- **GOAL**
Please return the lines from the one containing "event-history-link[interactable]: Notikumu vēsture" through the one containing "double-chevron-down-icon[interactable] — [1021, 55, 1035, 75]", copying each without any change.

# Start of THE DATA

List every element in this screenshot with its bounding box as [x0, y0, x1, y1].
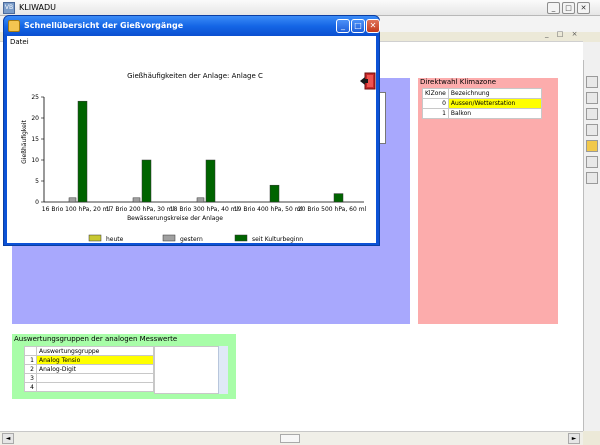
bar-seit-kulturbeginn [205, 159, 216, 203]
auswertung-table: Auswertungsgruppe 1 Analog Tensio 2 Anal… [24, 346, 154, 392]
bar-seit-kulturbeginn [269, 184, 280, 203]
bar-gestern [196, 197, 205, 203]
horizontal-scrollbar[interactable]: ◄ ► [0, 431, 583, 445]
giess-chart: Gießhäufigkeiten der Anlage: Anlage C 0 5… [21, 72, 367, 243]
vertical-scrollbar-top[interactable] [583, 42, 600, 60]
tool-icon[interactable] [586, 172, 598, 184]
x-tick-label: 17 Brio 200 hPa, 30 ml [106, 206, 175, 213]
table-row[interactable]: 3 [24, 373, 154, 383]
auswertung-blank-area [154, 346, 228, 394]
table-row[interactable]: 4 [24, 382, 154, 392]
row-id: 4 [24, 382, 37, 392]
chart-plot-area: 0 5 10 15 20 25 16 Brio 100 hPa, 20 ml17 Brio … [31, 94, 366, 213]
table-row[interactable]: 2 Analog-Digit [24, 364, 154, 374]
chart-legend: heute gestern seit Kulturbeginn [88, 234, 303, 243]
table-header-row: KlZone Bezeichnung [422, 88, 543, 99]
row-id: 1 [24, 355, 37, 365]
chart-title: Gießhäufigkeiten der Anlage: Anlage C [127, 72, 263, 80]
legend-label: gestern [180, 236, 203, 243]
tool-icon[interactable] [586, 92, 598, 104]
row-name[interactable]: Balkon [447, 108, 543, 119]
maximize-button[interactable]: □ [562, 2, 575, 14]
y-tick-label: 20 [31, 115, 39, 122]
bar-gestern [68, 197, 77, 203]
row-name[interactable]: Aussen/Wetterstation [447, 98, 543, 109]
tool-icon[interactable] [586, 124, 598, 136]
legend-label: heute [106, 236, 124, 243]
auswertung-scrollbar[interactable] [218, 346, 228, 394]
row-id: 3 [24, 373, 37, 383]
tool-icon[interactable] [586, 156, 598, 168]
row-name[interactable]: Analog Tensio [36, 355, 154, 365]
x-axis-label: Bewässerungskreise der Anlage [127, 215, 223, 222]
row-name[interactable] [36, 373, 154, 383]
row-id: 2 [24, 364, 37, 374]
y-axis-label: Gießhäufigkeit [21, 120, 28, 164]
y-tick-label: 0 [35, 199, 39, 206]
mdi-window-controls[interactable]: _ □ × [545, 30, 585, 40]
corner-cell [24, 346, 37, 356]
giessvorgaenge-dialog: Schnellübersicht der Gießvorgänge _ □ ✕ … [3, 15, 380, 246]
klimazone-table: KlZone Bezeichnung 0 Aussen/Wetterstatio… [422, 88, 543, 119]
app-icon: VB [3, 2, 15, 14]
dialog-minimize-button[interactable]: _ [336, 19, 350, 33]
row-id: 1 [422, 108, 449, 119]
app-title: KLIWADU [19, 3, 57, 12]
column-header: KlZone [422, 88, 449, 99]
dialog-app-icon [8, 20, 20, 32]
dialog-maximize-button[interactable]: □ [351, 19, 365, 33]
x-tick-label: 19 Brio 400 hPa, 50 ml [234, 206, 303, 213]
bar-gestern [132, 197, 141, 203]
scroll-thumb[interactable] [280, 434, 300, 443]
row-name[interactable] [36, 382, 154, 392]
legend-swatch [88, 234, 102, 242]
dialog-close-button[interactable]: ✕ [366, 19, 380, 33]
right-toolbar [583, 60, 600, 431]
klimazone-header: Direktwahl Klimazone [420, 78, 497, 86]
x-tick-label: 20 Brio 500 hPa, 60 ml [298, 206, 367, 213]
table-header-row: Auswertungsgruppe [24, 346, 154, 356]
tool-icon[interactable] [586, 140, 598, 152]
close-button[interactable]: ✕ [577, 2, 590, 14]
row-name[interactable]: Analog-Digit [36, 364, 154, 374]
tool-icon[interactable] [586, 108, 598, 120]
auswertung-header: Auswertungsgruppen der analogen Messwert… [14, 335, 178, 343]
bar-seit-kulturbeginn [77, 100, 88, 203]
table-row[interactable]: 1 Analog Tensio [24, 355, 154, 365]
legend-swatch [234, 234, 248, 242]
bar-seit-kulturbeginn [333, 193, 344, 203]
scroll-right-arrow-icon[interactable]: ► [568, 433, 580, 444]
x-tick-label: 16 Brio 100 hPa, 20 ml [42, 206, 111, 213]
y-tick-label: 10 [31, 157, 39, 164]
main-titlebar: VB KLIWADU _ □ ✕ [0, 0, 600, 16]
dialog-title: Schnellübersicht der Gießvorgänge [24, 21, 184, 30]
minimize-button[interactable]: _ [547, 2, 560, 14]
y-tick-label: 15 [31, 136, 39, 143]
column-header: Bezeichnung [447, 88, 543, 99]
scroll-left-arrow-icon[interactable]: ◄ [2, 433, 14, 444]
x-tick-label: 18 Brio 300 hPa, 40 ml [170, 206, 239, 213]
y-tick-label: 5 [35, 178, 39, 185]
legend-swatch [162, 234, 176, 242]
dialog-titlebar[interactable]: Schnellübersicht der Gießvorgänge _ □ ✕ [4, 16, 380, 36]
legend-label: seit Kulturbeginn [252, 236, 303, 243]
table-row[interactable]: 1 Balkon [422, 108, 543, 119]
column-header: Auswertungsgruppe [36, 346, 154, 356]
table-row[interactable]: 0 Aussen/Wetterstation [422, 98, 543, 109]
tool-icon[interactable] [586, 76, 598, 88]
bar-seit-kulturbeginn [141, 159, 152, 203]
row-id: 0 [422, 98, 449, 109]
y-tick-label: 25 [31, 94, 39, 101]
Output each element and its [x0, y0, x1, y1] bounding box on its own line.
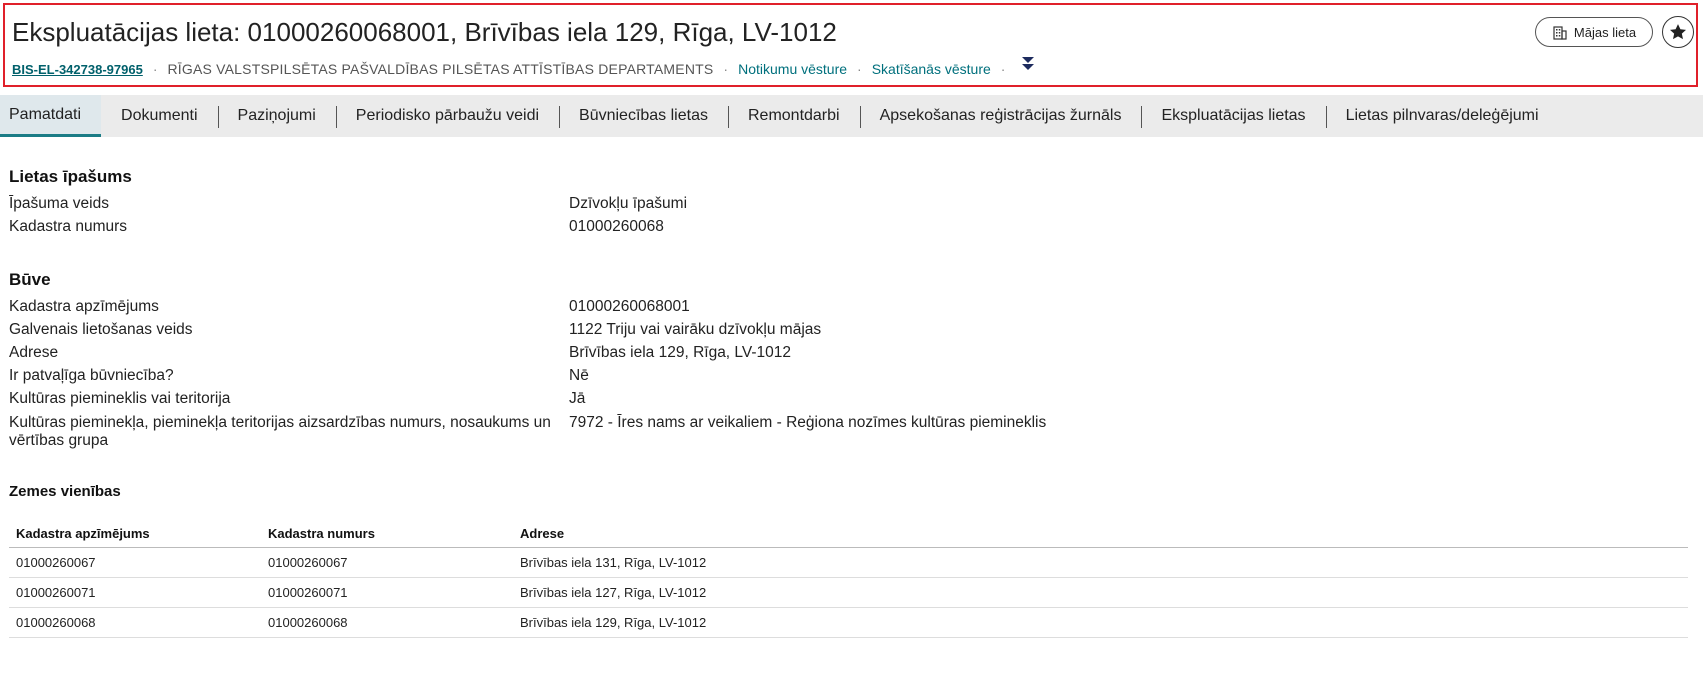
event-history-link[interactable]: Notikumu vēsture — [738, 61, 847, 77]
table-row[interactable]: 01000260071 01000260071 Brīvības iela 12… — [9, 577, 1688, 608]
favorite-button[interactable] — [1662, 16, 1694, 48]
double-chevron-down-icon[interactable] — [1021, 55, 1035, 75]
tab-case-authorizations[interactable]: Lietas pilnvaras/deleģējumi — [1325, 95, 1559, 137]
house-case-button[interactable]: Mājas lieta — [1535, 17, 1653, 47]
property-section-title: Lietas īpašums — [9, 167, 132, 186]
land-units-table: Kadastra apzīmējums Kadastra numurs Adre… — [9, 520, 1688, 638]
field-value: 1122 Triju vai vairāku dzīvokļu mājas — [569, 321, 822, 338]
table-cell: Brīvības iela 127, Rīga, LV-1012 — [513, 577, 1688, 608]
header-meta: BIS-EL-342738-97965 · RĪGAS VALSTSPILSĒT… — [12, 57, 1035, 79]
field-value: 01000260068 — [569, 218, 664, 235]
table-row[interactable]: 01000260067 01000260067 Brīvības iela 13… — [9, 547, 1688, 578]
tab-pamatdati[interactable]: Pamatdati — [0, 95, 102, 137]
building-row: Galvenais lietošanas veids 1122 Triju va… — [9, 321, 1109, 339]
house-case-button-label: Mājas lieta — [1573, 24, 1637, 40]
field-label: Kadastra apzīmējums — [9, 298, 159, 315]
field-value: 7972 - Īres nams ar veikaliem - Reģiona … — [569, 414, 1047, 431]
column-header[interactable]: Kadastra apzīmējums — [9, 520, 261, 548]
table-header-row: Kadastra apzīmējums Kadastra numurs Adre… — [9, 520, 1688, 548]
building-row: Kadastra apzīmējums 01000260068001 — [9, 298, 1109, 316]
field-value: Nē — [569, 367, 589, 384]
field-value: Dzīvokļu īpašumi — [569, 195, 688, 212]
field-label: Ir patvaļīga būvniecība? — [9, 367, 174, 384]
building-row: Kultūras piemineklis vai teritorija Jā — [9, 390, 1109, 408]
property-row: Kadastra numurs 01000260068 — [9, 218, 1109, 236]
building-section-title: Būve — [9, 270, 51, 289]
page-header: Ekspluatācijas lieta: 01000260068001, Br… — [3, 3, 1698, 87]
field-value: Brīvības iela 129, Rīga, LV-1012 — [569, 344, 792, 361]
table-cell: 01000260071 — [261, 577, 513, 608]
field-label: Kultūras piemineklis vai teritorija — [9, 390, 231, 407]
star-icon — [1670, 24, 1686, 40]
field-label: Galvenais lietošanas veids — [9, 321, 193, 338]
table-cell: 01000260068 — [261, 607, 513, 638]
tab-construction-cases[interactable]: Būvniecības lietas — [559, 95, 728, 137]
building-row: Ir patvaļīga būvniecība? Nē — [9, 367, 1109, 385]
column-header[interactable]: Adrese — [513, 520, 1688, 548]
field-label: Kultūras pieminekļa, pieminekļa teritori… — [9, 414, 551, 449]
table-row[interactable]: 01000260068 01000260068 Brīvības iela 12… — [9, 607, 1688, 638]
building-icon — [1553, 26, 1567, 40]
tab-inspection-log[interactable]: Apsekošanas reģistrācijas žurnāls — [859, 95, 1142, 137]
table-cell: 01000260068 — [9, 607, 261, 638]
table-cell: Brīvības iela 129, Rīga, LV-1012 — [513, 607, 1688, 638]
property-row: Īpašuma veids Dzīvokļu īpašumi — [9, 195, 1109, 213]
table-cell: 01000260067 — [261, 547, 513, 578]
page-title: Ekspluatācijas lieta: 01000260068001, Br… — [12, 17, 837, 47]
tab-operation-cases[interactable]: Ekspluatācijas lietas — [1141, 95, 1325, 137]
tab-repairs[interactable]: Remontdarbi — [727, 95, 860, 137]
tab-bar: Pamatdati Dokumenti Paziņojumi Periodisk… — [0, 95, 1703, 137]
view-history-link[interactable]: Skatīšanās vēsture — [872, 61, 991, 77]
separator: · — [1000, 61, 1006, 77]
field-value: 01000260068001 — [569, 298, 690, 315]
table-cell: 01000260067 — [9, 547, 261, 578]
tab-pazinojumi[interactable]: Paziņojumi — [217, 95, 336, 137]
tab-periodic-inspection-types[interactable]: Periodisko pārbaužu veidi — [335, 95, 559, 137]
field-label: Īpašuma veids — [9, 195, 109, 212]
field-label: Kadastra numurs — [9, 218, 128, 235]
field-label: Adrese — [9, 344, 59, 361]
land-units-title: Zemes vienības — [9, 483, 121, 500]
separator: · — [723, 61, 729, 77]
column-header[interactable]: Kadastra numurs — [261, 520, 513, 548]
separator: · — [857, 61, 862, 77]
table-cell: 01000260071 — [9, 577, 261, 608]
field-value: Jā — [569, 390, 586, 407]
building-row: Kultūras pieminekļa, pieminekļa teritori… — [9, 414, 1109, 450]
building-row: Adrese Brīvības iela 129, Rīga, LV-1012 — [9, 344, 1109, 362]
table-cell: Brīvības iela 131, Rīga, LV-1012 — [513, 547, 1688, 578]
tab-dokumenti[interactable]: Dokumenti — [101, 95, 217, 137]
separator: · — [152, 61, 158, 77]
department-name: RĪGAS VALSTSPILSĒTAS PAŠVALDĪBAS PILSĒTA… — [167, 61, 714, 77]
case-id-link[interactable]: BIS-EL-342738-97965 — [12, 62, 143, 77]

# End of THE DATA

- **FULL ANSWER**
event-history-link[interactable]: Notikumu vēsture — [738, 61, 847, 77]
table-row[interactable]: 01000260071 01000260071 Brīvības iela 12… — [9, 577, 1688, 608]
favorite-button[interactable] — [1662, 16, 1694, 48]
double-chevron-down-icon[interactable] — [1021, 55, 1035, 75]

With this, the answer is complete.